§ **Available records**:
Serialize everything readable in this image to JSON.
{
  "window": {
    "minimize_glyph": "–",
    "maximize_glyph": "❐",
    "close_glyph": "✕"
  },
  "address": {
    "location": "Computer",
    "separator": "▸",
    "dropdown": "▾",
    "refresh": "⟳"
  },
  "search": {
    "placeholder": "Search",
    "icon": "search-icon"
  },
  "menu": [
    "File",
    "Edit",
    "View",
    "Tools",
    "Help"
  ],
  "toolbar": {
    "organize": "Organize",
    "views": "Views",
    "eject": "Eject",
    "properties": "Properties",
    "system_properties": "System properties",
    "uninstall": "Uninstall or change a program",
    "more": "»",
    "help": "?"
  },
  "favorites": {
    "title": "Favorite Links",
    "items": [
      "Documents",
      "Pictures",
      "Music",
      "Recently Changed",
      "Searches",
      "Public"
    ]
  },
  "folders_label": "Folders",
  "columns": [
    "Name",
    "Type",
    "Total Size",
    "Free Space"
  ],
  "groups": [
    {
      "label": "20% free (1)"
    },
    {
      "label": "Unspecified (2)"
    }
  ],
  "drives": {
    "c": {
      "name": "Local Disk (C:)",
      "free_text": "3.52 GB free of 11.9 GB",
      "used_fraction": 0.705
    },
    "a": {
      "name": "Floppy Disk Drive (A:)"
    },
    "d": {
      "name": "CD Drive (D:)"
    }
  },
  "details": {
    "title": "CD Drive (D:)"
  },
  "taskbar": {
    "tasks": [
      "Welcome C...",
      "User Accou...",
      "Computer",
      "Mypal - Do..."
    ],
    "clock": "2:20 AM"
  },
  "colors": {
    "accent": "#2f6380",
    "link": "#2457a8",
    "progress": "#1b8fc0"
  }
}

§ **Aim**: Where a line of the data holds "properties", show that line.

§ **Solution to the problem**:
    "properties": "Properties",
    "system_properties": "System properties",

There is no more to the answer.